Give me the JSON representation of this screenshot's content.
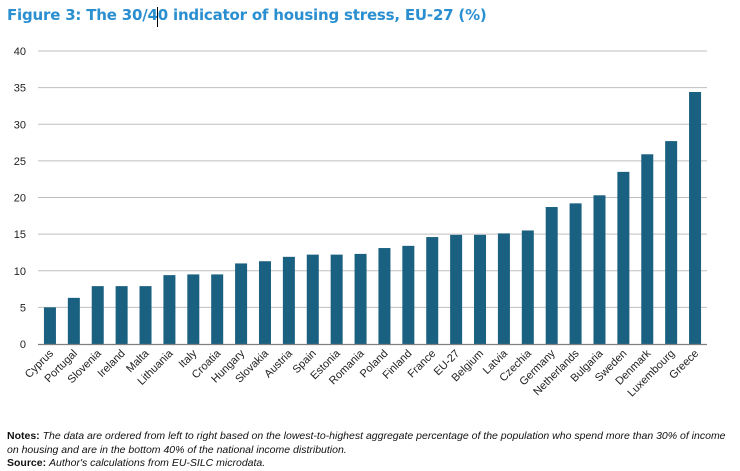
{
  "figure": {
    "title": "Figure 3: The 30/40 indicator of housing stress, EU-27 (%)",
    "notes_label": "Notes:",
    "notes_text": "The data are ordered from left to right based on the lowest-to-highest aggregate percentage of the population who spend more than 30% of income on housing and are in the bottom 40% of the national income distribution.",
    "source_label": "Source:",
    "source_text": "Author's calculations from EU-SILC microdata."
  },
  "colors": {
    "title": "#2a8fd0",
    "bar": "#1a6080",
    "grid": "#bfbfbf",
    "axis": "#7f7f7f"
  },
  "chart_data": {
    "type": "bar",
    "title": "The 30/40 indicator of housing stress, EU-27 (%)",
    "xlabel": "",
    "ylabel": "",
    "ylim": [
      0,
      40
    ],
    "yticks": [
      0,
      5,
      10,
      15,
      20,
      25,
      30,
      35,
      40
    ],
    "grid": true,
    "legend": "none",
    "categories": [
      "Cyprus",
      "Portugal",
      "Slovenia",
      "Ireland",
      "Malta",
      "Lithuania",
      "Italy",
      "Croatia",
      "Hungary",
      "Slovakia",
      "Austria",
      "Spain",
      "Estonia",
      "Romania",
      "Poland",
      "Finland",
      "France",
      "EU-27",
      "Belgium",
      "Latvia",
      "Czechia",
      "Germany",
      "Netherlands",
      "Bulgaria",
      "Sweden",
      "Denmark",
      "Luxembourg",
      "Greece"
    ],
    "values": [
      5.0,
      6.3,
      7.9,
      7.9,
      7.9,
      9.4,
      9.5,
      9.5,
      11.0,
      11.3,
      11.9,
      12.2,
      12.2,
      12.3,
      13.1,
      13.4,
      14.6,
      14.9,
      14.9,
      15.1,
      15.5,
      18.7,
      19.2,
      20.3,
      23.5,
      25.9,
      27.7,
      34.4
    ]
  }
}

Directions for this task:
Transcribe all of the entries word for word, but skip any pictures they contain.

The response:
Give me the JSON representation of this screenshot's content.
{
  "figure": {
    "title": "Figure 3: The 30/40 indicator of housing stress, EU-27 (%)",
    "notes_label": "Notes:",
    "notes_text": "The data are ordered from left to right based on the lowest-to-highest aggregate percentage of the population who spend more than 30% of income on housing and are in the bottom 40% of the national income distribution.",
    "source_label": "Source:",
    "source_text": "Author's calculations from EU-SILC microdata."
  },
  "colors": {
    "title": "#2a8fd0",
    "bar": "#1a6080",
    "grid": "#bfbfbf",
    "axis": "#7f7f7f"
  },
  "chart_data": {
    "type": "bar",
    "title": "The 30/40 indicator of housing stress, EU-27 (%)",
    "xlabel": "",
    "ylabel": "",
    "ylim": [
      0,
      40
    ],
    "yticks": [
      0,
      5,
      10,
      15,
      20,
      25,
      30,
      35,
      40
    ],
    "grid": true,
    "legend": "none",
    "categories": [
      "Cyprus",
      "Portugal",
      "Slovenia",
      "Ireland",
      "Malta",
      "Lithuania",
      "Italy",
      "Croatia",
      "Hungary",
      "Slovakia",
      "Austria",
      "Spain",
      "Estonia",
      "Romania",
      "Poland",
      "Finland",
      "France",
      "EU-27",
      "Belgium",
      "Latvia",
      "Czechia",
      "Germany",
      "Netherlands",
      "Bulgaria",
      "Sweden",
      "Denmark",
      "Luxembourg",
      "Greece"
    ],
    "values": [
      5.0,
      6.3,
      7.9,
      7.9,
      7.9,
      9.4,
      9.5,
      9.5,
      11.0,
      11.3,
      11.9,
      12.2,
      12.2,
      12.3,
      13.1,
      13.4,
      14.6,
      14.9,
      14.9,
      15.1,
      15.5,
      18.7,
      19.2,
      20.3,
      23.5,
      25.9,
      27.7,
      34.4
    ]
  }
}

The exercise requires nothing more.